● **Exercise goal**: Leave out the pictures and copy every record exactly.

● **Material for this exercise**:
+ + + +
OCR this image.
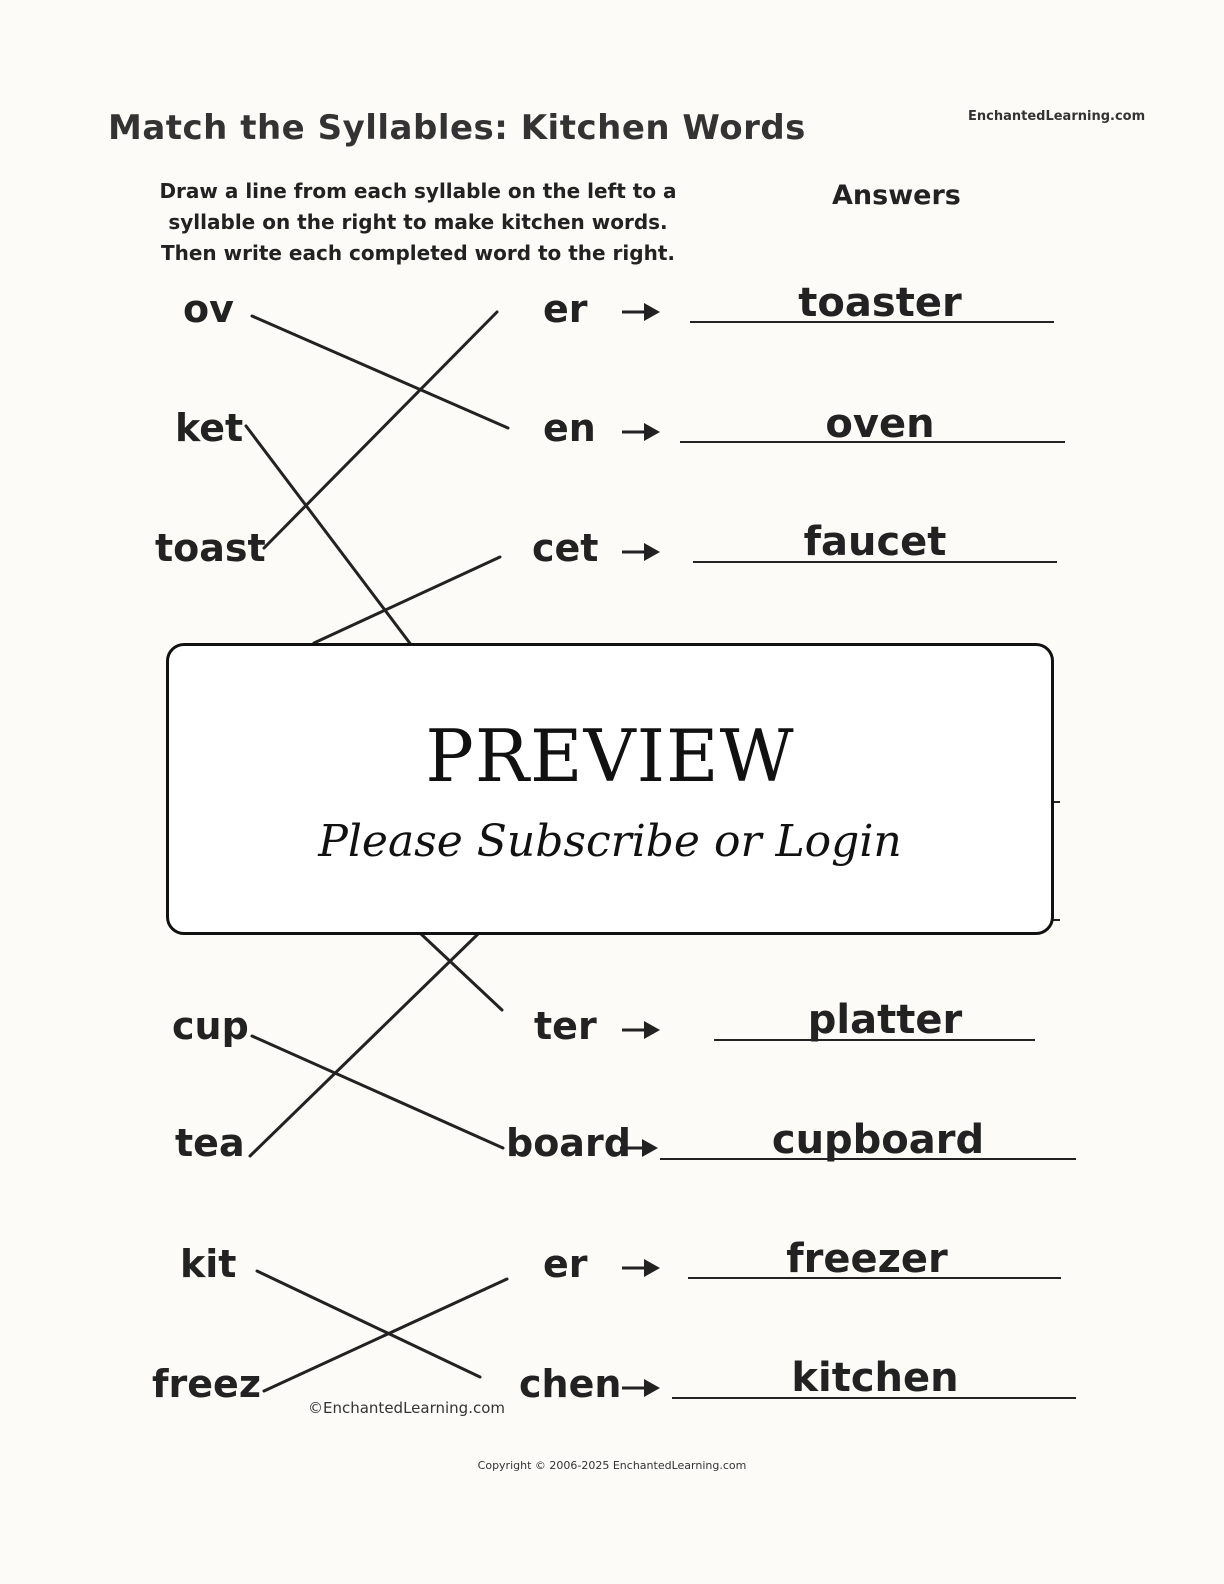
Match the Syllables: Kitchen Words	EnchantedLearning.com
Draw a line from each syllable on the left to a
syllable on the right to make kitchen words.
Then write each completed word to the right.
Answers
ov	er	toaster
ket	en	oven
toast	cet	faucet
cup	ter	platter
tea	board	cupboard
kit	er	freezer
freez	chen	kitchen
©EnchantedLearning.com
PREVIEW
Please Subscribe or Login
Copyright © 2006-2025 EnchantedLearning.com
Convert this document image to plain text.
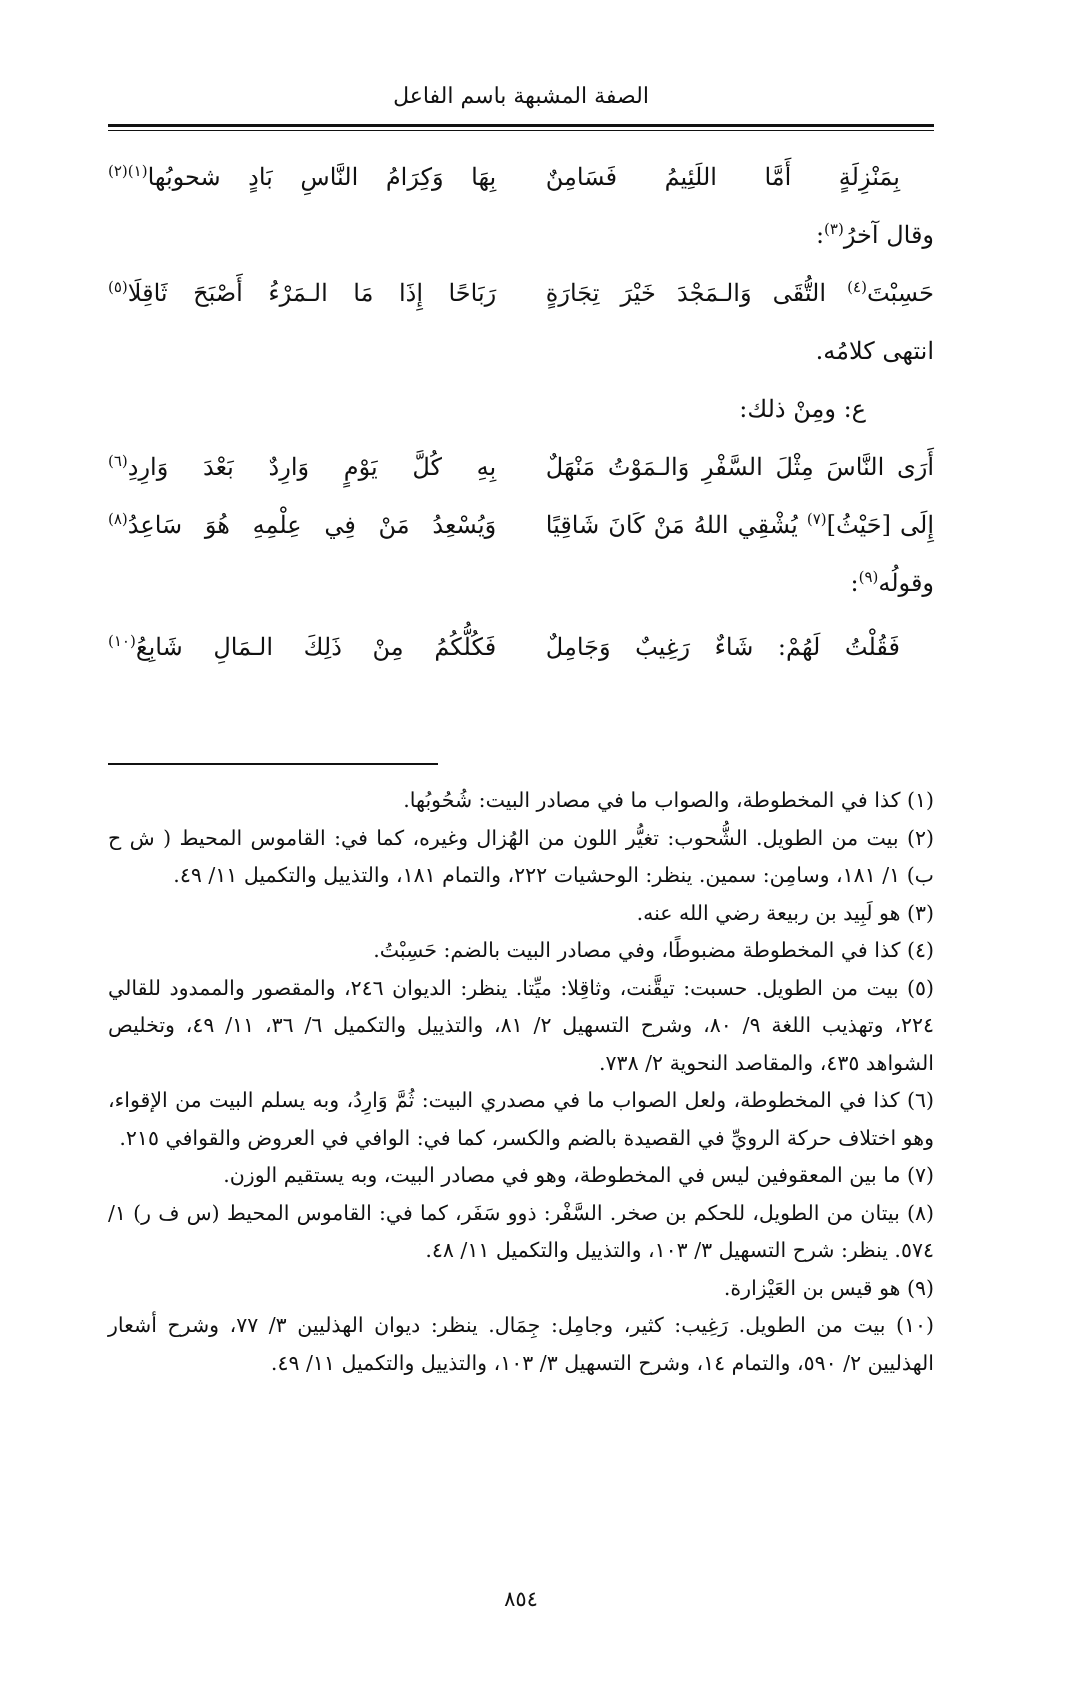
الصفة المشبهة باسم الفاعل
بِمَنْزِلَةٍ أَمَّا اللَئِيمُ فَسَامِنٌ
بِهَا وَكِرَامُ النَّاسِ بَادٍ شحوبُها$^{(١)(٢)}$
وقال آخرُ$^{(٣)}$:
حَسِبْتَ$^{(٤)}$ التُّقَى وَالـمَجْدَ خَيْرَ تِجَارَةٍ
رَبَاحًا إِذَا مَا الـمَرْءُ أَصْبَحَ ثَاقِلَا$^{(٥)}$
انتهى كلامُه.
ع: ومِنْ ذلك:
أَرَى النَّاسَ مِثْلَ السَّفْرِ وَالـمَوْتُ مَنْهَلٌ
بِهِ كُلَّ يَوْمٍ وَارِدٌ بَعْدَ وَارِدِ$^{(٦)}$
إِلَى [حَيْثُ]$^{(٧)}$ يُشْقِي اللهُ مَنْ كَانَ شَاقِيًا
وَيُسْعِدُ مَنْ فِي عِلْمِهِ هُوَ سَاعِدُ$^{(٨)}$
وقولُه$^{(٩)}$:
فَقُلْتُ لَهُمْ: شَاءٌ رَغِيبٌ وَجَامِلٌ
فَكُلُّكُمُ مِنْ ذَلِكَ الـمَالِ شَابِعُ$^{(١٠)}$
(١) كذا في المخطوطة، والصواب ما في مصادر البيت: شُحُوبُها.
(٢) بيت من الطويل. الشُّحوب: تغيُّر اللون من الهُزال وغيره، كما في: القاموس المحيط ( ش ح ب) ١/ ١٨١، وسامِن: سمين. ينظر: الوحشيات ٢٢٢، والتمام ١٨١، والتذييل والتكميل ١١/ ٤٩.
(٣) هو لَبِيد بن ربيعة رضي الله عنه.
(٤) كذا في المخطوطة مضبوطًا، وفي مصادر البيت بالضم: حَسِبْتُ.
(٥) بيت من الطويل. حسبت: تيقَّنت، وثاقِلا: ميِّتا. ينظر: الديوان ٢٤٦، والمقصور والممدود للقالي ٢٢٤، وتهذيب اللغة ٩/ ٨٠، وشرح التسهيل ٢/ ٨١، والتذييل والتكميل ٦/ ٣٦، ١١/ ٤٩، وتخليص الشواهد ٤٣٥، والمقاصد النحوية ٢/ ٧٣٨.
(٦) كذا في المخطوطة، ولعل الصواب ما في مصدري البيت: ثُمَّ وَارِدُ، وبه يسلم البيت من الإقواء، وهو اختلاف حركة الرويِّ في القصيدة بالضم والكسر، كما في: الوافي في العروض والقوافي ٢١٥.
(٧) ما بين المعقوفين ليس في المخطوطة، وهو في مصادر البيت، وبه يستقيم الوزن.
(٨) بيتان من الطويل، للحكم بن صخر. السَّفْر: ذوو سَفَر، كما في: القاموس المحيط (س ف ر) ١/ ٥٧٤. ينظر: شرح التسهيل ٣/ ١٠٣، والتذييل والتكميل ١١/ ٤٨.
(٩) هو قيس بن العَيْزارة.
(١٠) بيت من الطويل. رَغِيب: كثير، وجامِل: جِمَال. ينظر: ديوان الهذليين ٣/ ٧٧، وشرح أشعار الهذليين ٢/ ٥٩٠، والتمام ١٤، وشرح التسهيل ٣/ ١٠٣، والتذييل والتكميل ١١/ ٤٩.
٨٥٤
+ + + +
● **Result**:
OCR this image.
Match the Syllables: Kitchen Words	EnchantedLearning.com
Draw a line from each syllable on the left to a
syllable on the right to make kitchen words.
Then write each completed word to the right.
Answers
ov	er	toaster
ket	en	oven
toast	cet	faucet
cup	ter	platter
tea	board	cupboard
kit	er	freezer
freez	chen	kitchen
©EnchantedLearning.com
PREVIEW
Please Subscribe or Login
Copyright © 2006-2025 EnchantedLearning.com
Convert this document image to plain text.
الصفة المشبهة باسم الفاعل
بِمَنْزِلَةٍ أَمَّا اللَئِيمُ فَسَامِنٌ
بِهَا وَكِرَامُ النَّاسِ بَادٍ شحوبُها$^{(١)(٢)}$
وقال آخرُ$^{(٣)}$:
حَسِبْتَ$^{(٤)}$ التُّقَى وَالـمَجْدَ خَيْرَ تِجَارَةٍ
رَبَاحًا إِذَا مَا الـمَرْءُ أَصْبَحَ ثَاقِلَا$^{(٥)}$
انتهى كلامُه.
ع: ومِنْ ذلك:
أَرَى النَّاسَ مِثْلَ السَّفْرِ وَالـمَوْتُ مَنْهَلٌ
بِهِ كُلَّ يَوْمٍ وَارِدٌ بَعْدَ وَارِدِ$^{(٦)}$
إِلَى [حَيْثُ]$^{(٧)}$ يُشْقِي اللهُ مَنْ كَانَ شَاقِيًا
وَيُسْعِدُ مَنْ فِي عِلْمِهِ هُوَ سَاعِدُ$^{(٨)}$
وقولُه$^{(٩)}$:
فَقُلْتُ لَهُمْ: شَاءٌ رَغِيبٌ وَجَامِلٌ
فَكُلُّكُمُ مِنْ ذَلِكَ الـمَالِ شَابِعُ$^{(١٠)}$
(١) كذا في المخطوطة، والصواب ما في مصادر البيت: شُحُوبُها.
(٢) بيت من الطويل. الشُّحوب: تغيُّر اللون من الهُزال وغيره، كما في: القاموس المحيط ( ش ح ب) ١/ ١٨١، وسامِن: سمين. ينظر: الوحشيات ٢٢٢، والتمام ١٨١، والتذييل والتكميل ١١/ ٤٩.
(٣) هو لَبِيد بن ربيعة رضي الله عنه.
(٤) كذا في المخطوطة مضبوطًا، وفي مصادر البيت بالضم: حَسِبْتُ.
(٥) بيت من الطويل. حسبت: تيقَّنت، وثاقِلا: ميِّتا. ينظر: الديوان ٢٤٦، والمقصور والممدود للقالي ٢٢٤، وتهذيب اللغة ٩/ ٨٠، وشرح التسهيل ٢/ ٨١، والتذييل والتكميل ٦/ ٣٦، ١١/ ٤٩، وتخليص الشواهد ٤٣٥، والمقاصد النحوية ٢/ ٧٣٨.
(٦) كذا في المخطوطة، ولعل الصواب ما في مصدري البيت: ثُمَّ وَارِدُ، وبه يسلم البيت من الإقواء، وهو اختلاف حركة الرويِّ في القصيدة بالضم والكسر، كما في: الوافي في العروض والقوافي ٢١٥.
(٧) ما بين المعقوفين ليس في المخطوطة، وهو في مصادر البيت، وبه يستقيم الوزن.
(٨) بيتان من الطويل، للحكم بن صخر. السَّفْر: ذوو سَفَر، كما في: القاموس المحيط (س ف ر) ١/ ٥٧٤. ينظر: شرح التسهيل ٣/ ١٠٣، والتذييل والتكميل ١١/ ٤٨.
(٩) هو قيس بن العَيْزارة.
(١٠) بيت من الطويل. رَغِيب: كثير، وجامِل: جِمَال. ينظر: ديوان الهذليين ٣/ ٧٧، وشرح أشعار الهذليين ٢/ ٥٩٠، والتمام ١٤، وشرح التسهيل ٣/ ١٠٣، والتذييل والتكميل ١١/ ٤٩.
٨٥٤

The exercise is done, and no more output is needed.